Pull every line containing the word "lightning" from the records.

◆ Data listing:
[START]

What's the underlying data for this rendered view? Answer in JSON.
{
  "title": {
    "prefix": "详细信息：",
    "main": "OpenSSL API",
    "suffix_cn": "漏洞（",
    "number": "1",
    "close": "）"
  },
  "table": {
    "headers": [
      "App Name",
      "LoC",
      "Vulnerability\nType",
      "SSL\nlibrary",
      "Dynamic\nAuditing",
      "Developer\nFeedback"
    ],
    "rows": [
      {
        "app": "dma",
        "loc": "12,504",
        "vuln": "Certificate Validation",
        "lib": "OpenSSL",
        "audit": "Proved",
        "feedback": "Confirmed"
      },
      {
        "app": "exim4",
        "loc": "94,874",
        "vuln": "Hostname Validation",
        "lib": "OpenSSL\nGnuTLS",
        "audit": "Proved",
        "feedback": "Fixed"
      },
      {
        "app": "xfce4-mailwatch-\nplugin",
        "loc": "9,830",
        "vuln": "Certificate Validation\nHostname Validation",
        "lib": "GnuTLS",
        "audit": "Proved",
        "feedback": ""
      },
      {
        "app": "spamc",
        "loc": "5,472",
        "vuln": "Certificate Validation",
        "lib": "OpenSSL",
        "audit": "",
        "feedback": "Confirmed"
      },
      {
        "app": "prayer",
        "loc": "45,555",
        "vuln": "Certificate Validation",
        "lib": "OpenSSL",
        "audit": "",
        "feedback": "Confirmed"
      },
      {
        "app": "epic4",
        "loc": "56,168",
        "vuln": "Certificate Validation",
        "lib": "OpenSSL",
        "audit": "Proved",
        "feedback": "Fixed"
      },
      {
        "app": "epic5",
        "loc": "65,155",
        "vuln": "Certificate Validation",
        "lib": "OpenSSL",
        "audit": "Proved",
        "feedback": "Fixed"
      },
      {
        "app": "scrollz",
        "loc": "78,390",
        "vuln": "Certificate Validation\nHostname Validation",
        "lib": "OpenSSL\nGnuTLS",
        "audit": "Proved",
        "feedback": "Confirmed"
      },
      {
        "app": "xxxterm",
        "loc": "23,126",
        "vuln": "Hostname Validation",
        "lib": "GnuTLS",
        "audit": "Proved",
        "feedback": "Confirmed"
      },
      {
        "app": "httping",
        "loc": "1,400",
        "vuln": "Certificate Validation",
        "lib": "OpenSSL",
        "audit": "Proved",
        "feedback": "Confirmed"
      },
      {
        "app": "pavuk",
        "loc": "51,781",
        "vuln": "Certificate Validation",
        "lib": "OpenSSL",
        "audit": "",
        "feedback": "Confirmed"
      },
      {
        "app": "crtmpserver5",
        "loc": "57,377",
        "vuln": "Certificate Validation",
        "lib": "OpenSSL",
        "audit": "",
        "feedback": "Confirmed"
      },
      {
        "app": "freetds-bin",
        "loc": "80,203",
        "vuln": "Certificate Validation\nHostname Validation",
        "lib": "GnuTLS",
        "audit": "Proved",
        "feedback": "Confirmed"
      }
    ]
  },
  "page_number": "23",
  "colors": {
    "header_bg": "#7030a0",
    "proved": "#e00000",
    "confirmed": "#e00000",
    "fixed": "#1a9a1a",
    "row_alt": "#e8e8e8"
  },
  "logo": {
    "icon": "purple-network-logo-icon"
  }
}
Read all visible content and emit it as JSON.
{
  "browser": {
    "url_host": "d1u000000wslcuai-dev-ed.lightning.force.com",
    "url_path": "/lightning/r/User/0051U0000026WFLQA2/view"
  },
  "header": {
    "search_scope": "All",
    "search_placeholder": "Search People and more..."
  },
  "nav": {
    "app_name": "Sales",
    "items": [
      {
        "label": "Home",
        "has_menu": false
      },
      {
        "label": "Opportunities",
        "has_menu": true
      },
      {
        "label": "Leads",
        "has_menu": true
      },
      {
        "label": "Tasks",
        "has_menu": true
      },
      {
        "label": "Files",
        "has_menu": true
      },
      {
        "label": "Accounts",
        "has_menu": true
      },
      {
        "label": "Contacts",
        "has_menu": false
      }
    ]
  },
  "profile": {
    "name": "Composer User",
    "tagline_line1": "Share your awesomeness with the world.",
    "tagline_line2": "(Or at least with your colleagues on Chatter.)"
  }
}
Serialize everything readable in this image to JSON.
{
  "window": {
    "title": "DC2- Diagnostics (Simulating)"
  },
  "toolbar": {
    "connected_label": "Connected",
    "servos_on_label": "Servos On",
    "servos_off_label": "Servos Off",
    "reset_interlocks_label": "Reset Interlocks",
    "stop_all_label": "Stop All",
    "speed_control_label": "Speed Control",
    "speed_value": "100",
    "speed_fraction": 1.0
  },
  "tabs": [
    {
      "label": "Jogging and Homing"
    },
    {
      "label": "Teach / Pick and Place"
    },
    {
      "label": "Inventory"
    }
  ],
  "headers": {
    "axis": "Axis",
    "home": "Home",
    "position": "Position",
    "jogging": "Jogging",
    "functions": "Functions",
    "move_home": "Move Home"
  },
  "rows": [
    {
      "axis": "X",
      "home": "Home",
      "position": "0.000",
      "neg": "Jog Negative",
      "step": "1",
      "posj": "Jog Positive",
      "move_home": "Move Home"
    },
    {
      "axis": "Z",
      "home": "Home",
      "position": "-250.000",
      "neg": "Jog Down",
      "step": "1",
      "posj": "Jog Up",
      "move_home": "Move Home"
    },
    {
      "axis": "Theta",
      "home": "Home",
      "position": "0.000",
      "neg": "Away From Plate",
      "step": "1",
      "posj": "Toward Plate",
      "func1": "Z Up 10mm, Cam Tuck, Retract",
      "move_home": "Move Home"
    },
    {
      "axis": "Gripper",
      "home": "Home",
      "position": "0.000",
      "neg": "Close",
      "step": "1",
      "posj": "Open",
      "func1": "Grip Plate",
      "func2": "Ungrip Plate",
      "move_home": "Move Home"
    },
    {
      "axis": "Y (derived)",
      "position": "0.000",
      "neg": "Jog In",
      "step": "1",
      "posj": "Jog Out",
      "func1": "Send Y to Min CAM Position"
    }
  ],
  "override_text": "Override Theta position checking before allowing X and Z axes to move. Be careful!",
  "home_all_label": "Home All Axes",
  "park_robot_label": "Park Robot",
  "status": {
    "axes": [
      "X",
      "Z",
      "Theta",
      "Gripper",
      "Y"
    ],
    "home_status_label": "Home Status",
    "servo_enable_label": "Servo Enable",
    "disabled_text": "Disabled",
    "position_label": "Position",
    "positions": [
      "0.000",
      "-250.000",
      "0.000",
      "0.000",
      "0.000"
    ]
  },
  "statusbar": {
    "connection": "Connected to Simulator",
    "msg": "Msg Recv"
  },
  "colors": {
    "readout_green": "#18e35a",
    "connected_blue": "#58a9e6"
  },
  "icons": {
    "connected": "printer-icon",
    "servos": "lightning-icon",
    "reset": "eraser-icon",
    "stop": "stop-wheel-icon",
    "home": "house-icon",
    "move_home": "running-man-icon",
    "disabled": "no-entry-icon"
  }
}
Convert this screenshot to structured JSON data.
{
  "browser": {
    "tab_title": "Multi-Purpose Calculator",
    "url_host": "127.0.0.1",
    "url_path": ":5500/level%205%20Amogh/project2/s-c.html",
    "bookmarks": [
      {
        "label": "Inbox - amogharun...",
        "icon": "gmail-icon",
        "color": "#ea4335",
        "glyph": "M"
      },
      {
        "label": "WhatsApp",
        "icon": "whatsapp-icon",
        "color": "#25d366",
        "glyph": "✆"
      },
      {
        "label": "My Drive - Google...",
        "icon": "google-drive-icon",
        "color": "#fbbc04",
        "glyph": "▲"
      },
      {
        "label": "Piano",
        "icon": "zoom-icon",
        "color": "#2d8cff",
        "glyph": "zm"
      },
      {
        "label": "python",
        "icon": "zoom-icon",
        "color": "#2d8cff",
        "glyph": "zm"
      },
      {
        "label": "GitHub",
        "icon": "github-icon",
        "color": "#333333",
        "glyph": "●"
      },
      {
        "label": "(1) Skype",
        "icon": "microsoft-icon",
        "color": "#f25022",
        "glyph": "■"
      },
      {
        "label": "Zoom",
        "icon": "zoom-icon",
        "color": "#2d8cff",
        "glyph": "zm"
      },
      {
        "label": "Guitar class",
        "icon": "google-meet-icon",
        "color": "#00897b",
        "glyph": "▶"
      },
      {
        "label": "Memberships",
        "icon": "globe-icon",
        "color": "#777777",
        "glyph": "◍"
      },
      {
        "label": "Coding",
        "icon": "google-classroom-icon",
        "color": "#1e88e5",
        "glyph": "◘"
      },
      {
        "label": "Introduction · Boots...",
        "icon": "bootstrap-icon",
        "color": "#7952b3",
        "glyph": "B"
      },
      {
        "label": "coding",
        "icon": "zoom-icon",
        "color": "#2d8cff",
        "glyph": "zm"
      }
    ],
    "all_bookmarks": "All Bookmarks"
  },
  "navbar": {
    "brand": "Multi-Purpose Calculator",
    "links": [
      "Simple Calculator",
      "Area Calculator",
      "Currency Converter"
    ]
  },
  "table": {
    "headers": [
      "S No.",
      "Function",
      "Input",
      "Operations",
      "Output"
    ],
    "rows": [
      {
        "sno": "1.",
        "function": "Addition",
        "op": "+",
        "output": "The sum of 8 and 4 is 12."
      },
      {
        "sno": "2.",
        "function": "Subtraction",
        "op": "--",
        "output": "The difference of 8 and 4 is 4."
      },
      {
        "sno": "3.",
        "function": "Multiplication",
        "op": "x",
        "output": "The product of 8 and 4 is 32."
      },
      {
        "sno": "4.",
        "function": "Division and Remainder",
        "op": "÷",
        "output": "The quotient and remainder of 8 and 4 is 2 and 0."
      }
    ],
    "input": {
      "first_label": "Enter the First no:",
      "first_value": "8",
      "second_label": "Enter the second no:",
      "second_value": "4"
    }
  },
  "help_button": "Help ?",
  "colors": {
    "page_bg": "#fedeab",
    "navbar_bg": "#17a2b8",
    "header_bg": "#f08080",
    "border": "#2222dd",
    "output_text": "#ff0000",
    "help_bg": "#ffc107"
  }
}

[END]

◆ Response to the exercise:
    "url_host": "d1u000000wslcuai-dev-ed.lightning.force.com",
    "url_path": "/lightning/r/User/0051U0000026WFLQA2/view"
    "servos": "lightning-icon",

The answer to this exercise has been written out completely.